• DO THIS
Where a line holds the string "يقترن", return that line.

• EXERCISE INPUTS

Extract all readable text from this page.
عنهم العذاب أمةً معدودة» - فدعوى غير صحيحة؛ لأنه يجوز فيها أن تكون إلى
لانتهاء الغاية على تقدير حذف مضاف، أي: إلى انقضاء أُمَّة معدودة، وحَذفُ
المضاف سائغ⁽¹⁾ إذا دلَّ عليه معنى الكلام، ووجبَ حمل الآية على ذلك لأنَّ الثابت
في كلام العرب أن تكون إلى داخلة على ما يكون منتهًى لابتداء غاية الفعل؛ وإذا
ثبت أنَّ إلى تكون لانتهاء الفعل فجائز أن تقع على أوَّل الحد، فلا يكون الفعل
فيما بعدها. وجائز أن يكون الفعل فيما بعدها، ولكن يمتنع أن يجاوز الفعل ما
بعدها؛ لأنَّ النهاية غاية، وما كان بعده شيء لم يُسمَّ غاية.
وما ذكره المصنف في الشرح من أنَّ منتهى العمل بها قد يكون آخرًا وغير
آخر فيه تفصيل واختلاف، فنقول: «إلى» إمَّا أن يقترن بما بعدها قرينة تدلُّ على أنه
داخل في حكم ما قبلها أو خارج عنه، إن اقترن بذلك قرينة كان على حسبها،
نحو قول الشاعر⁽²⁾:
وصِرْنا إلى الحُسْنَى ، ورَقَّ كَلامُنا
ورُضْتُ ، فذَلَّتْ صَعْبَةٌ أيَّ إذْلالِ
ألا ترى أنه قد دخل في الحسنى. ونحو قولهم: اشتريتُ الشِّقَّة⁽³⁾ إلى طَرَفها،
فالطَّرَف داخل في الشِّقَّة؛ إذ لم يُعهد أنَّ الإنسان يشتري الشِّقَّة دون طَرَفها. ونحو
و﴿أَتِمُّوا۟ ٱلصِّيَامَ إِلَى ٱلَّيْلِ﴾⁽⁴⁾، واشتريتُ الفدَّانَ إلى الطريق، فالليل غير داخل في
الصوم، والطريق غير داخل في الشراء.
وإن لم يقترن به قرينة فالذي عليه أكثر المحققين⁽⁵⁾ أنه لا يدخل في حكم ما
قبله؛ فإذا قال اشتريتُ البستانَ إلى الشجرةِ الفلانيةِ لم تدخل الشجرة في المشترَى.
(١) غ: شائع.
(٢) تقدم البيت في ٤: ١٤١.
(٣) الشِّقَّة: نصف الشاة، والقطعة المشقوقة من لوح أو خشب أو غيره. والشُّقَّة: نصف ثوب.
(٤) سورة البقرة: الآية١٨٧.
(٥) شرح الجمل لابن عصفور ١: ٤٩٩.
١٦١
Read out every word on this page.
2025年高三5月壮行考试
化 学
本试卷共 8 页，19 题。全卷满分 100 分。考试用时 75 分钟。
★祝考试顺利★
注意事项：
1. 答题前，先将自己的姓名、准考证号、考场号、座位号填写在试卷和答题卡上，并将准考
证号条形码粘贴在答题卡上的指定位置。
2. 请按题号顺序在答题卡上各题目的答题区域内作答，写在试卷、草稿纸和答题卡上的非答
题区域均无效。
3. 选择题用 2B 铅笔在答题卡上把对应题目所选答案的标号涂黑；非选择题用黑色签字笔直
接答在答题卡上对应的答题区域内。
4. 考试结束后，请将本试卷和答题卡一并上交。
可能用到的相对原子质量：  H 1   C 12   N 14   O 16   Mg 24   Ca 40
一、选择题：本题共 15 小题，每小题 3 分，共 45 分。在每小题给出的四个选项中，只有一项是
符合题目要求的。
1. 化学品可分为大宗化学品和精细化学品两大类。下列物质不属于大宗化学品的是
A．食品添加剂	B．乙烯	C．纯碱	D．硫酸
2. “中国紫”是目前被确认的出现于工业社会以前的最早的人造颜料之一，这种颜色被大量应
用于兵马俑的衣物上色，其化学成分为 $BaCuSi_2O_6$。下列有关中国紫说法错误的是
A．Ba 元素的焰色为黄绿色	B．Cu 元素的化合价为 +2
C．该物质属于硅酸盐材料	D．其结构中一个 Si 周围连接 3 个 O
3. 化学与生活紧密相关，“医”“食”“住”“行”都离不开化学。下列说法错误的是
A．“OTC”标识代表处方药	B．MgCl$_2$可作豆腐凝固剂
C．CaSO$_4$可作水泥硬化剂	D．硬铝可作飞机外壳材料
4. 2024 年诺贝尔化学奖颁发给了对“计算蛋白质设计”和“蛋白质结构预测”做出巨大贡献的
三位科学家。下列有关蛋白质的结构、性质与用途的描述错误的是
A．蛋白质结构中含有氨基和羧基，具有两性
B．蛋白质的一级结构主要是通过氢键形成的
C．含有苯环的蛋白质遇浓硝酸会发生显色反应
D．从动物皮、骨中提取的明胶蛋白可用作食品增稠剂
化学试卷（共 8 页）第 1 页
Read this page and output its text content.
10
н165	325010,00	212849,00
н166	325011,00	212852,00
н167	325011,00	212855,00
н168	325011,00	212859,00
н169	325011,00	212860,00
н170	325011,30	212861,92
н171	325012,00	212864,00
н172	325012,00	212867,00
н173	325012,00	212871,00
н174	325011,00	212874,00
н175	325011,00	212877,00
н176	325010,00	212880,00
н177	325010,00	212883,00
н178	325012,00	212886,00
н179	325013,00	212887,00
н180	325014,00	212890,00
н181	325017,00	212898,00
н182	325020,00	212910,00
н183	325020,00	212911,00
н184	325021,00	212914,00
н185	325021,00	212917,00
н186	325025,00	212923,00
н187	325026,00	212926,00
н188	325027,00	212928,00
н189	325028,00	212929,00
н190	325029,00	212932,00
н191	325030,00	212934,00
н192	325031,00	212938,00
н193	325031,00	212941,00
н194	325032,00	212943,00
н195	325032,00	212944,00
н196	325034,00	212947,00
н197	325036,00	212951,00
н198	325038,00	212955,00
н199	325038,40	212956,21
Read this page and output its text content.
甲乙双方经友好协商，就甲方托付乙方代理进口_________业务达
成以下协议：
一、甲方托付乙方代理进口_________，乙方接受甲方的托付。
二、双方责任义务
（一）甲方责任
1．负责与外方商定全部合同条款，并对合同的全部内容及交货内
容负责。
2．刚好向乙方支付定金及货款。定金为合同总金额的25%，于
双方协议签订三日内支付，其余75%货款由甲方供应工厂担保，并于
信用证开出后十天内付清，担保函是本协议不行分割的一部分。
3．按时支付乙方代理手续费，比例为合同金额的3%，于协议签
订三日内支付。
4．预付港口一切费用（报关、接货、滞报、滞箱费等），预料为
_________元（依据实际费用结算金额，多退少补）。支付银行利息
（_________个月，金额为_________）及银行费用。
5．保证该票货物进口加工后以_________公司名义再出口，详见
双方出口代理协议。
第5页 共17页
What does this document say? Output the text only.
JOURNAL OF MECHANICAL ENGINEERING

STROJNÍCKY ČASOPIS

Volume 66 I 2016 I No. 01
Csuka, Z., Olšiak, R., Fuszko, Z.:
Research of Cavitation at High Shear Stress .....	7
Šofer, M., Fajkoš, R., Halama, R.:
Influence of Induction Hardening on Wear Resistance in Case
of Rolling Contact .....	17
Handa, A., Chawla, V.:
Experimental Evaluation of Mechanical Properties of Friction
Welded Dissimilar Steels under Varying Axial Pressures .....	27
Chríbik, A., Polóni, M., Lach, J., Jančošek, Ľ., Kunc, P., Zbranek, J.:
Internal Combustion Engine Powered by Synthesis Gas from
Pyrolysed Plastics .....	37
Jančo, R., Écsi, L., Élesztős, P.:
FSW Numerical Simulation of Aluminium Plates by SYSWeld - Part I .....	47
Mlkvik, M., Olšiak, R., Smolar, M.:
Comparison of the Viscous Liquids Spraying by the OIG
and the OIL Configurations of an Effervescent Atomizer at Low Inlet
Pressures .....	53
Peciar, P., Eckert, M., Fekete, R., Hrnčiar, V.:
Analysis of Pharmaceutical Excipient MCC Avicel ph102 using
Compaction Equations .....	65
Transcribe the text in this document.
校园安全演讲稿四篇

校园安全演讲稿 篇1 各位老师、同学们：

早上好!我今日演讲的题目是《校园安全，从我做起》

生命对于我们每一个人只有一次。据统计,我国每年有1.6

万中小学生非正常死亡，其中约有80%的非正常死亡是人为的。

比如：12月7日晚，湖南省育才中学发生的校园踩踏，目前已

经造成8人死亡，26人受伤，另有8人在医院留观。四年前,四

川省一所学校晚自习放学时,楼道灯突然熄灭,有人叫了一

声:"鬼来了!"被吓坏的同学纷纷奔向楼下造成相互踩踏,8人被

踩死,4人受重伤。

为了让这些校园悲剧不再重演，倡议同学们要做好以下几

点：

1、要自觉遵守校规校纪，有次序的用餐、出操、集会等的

• RESPONSE
آخر فيه تفصيل واختلاف، فنقول: «إلى» إمَّا أن يقترن بما بعدها قرينة تدلُّ على أنه
وإن لم يقترن به قرينة فالذي عليه أكثر المحققين⁽⁵⁾ أنه لا يدخل في حكم ما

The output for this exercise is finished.